Data records:

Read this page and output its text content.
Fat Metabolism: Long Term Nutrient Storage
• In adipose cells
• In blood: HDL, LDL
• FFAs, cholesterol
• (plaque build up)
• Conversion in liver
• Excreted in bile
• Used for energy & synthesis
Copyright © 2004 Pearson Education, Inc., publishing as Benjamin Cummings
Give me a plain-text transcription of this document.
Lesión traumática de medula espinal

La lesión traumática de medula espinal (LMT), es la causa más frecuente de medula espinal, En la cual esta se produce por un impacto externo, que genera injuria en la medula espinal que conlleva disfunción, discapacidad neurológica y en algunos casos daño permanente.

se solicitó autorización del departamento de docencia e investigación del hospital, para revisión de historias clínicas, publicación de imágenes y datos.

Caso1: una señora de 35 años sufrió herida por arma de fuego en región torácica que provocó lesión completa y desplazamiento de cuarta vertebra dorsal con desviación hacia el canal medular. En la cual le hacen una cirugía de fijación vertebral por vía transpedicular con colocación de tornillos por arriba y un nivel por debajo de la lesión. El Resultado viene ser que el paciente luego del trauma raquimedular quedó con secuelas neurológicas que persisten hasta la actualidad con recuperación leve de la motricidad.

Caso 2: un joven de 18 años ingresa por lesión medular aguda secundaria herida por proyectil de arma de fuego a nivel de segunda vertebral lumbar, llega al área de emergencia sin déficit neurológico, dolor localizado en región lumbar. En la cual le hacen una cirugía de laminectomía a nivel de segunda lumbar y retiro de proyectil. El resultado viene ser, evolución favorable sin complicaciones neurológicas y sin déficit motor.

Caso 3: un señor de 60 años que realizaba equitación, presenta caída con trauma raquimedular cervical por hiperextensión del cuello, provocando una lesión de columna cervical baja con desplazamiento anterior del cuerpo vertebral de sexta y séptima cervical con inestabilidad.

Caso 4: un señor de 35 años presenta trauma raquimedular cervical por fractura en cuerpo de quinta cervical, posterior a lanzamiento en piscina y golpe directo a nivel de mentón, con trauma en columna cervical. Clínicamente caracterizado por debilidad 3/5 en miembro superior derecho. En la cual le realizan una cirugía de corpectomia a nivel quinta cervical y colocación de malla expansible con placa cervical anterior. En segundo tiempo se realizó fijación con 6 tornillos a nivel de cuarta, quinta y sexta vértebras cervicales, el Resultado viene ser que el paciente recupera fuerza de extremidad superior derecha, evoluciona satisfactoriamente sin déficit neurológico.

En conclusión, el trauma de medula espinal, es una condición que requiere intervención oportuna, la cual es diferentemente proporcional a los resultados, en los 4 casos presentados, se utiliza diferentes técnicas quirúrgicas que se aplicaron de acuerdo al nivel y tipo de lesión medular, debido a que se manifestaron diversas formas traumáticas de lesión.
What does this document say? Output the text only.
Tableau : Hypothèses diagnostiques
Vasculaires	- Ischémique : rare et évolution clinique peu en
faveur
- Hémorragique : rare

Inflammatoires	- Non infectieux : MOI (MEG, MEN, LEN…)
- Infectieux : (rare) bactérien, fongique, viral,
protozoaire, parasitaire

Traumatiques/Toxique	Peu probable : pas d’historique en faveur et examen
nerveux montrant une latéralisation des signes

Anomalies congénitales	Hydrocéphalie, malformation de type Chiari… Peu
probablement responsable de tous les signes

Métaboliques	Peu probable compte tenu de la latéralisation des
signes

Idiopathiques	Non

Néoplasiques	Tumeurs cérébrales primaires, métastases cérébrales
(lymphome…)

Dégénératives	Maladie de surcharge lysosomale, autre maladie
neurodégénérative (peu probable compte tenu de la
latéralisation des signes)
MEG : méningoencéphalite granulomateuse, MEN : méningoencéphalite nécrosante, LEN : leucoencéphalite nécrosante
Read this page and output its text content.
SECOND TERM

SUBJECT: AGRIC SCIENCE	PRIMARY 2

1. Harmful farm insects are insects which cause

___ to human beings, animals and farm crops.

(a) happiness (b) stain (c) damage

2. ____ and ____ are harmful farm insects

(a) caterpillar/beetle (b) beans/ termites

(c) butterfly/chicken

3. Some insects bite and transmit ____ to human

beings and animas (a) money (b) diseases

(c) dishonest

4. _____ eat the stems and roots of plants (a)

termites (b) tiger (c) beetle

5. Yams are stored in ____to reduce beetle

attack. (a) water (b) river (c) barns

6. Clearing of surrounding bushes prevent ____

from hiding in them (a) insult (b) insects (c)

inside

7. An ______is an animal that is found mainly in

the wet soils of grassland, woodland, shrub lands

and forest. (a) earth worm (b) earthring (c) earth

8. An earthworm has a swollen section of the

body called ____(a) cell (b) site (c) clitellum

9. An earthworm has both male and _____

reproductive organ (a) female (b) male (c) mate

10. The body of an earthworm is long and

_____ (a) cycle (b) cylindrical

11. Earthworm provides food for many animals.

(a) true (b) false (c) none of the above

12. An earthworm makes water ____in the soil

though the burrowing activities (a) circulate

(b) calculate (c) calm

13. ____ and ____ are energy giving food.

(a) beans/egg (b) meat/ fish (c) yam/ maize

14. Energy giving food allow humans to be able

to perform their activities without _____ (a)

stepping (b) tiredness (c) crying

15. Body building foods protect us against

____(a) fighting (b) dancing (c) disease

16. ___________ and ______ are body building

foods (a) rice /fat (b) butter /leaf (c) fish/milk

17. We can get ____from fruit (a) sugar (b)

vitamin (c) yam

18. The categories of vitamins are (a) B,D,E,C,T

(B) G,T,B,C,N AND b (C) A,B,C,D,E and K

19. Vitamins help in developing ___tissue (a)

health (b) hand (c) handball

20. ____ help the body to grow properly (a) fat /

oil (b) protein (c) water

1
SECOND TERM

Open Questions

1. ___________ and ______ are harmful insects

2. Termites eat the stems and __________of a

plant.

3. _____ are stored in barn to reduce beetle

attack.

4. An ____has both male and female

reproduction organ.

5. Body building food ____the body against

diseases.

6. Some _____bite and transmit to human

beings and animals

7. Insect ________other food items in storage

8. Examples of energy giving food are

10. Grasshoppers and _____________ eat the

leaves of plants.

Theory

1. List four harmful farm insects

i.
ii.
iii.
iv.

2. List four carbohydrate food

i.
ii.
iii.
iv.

▶ [Requirement] Repeat every entry exactly. Nothing may be dropped.

▶ [Solution to this exercise]
Read this page and output its text content.
Fat Metabolism: Long Term Nutrient Storage
• In adipose cells
• In blood: HDL, LDL
• FFAs, cholesterol
• (plaque build up)
• Conversion in liver
• Excreted in bile
• Used for energy & synthesis
Copyright © 2004 Pearson Education, Inc., publishing as Benjamin Cummings
Give me a plain-text transcription of this document.
Lesión traumática de medula espinal

La lesión traumática de medula espinal (LMT), es la causa más frecuente de medula espinal, En la cual esta se produce por un impacto externo, que genera injuria en la medula espinal que conlleva disfunción, discapacidad neurológica y en algunos casos daño permanente.

se solicitó autorización del departamento de docencia e investigación del hospital, para revisión de historias clínicas, publicación de imágenes y datos.

Caso1: una señora de 35 años sufrió herida por arma de fuego en región torácica que provocó lesión completa y desplazamiento de cuarta vertebra dorsal con desviación hacia el canal medular. En la cual le hacen una cirugía de fijación vertebral por vía transpedicular con colocación de tornillos por arriba y un nivel por debajo de la lesión. El Resultado viene ser que el paciente luego del trauma raquimedular quedó con secuelas neurológicas que persisten hasta la actualidad con recuperación leve de la motricidad.

Caso 2: un joven de 18 años ingresa por lesión medular aguda secundaria herida por proyectil de arma de fuego a nivel de segunda vertebral lumbar, llega al área de emergencia sin déficit neurológico, dolor localizado en región lumbar. En la cual le hacen una cirugía de laminectomía a nivel de segunda lumbar y retiro de proyectil. El resultado viene ser, evolución favorable sin complicaciones neurológicas y sin déficit motor.

Caso 3: un señor de 60 años que realizaba equitación, presenta caída con trauma raquimedular cervical por hiperextensión del cuello, provocando una lesión de columna cervical baja con desplazamiento anterior del cuerpo vertebral de sexta y séptima cervical con inestabilidad.

Caso 4: un señor de 35 años presenta trauma raquimedular cervical por fractura en cuerpo de quinta cervical, posterior a lanzamiento en piscina y golpe directo a nivel de mentón, con trauma en columna cervical. Clínicamente caracterizado por debilidad 3/5 en miembro superior derecho. En la cual le realizan una cirugía de corpectomia a nivel quinta cervical y colocación de malla expansible con placa cervical anterior. En segundo tiempo se realizó fijación con 6 tornillos a nivel de cuarta, quinta y sexta vértebras cervicales, el Resultado viene ser que el paciente recupera fuerza de extremidad superior derecha, evoluciona satisfactoriamente sin déficit neurológico.

En conclusión, el trauma de medula espinal, es una condición que requiere intervención oportuna, la cual es diferentemente proporcional a los resultados, en los 4 casos presentados, se utiliza diferentes técnicas quirúrgicas que se aplicaron de acuerdo al nivel y tipo de lesión medular, debido a que se manifestaron diversas formas traumáticas de lesión.
What does this document say? Output the text only.
Tableau : Hypothèses diagnostiques
Vasculaires	- Ischémique : rare et évolution clinique peu en
faveur
- Hémorragique : rare

Inflammatoires	- Non infectieux : MOI (MEG, MEN, LEN…)
- Infectieux : (rare) bactérien, fongique, viral,
protozoaire, parasitaire

Traumatiques/Toxique	Peu probable : pas d’historique en faveur et examen
nerveux montrant une latéralisation des signes

Anomalies congénitales	Hydrocéphalie, malformation de type Chiari… Peu
probablement responsable de tous les signes

Métaboliques	Peu probable compte tenu de la latéralisation des
signes

Idiopathiques	Non

Néoplasiques	Tumeurs cérébrales primaires, métastases cérébrales
(lymphome…)

Dégénératives	Maladie de surcharge lysosomale, autre maladie
neurodégénérative (peu probable compte tenu de la
latéralisation des signes)
MEG : méningoencéphalite granulomateuse, MEN : méningoencéphalite nécrosante, LEN : leucoencéphalite nécrosante
Read this page and output its text content.
SECOND TERM

SUBJECT: AGRIC SCIENCE	PRIMARY 2

1. Harmful farm insects are insects which cause

___ to human beings, animals and farm crops.

(a) happiness (b) stain (c) damage

2. ____ and ____ are harmful farm insects

(a) caterpillar/beetle (b) beans/ termites

(c) butterfly/chicken

3. Some insects bite and transmit ____ to human

beings and animas (a) money (b) diseases

(c) dishonest

4. _____ eat the stems and roots of plants (a)

termites (b) tiger (c) beetle

5. Yams are stored in ____to reduce beetle

attack. (a) water (b) river (c) barns

6. Clearing of surrounding bushes prevent ____

from hiding in them (a) insult (b) insects (c)

inside

7. An ______is an animal that is found mainly in

the wet soils of grassland, woodland, shrub lands

and forest. (a) earth worm (b) earthring (c) earth

8. An earthworm has a swollen section of the

body called ____(a) cell (b) site (c) clitellum

9. An earthworm has both male and _____

reproductive organ (a) female (b) male (c) mate

10. The body of an earthworm is long and

_____ (a) cycle (b) cylindrical

11. Earthworm provides food for many animals.

(a) true (b) false (c) none of the above

12. An earthworm makes water ____in the soil

though the burrowing activities (a) circulate

(b) calculate (c) calm

13. ____ and ____ are energy giving food.

(a) beans/egg (b) meat/ fish (c) yam/ maize

14. Energy giving food allow humans to be able

to perform their activities without _____ (a)

stepping (b) tiredness (c) crying

15. Body building foods protect us against

____(a) fighting (b) dancing (c) disease

16. ___________ and ______ are body building

foods (a) rice /fat (b) butter /leaf (c) fish/milk

17. We can get ____from fruit (a) sugar (b)

vitamin (c) yam

18. The categories of vitamins are (a) B,D,E,C,T

(B) G,T,B,C,N AND b (C) A,B,C,D,E and K

19. Vitamins help in developing ___tissue (a)

health (b) hand (c) handball

20. ____ help the body to grow properly (a) fat /

oil (b) protein (c) water

1
SECOND TERM

Open Questions

1. ___________ and ______ are harmful insects

2. Termites eat the stems and __________of a

plant.

3. _____ are stored in barn to reduce beetle

attack.

4. An ____has both male and female

reproduction organ.

5. Body building food ____the body against

diseases.

6. Some _____bite and transmit to human

beings and animals

7. Insect ________other food items in storage

8. Examples of energy giving food are

10. Grasshoppers and _____________ eat the

leaves of plants.

Theory

1. List four harmful farm insects

i.
ii.
iii.
iv.

2. List four carbohydrate food

i.
ii.
iii.
iv.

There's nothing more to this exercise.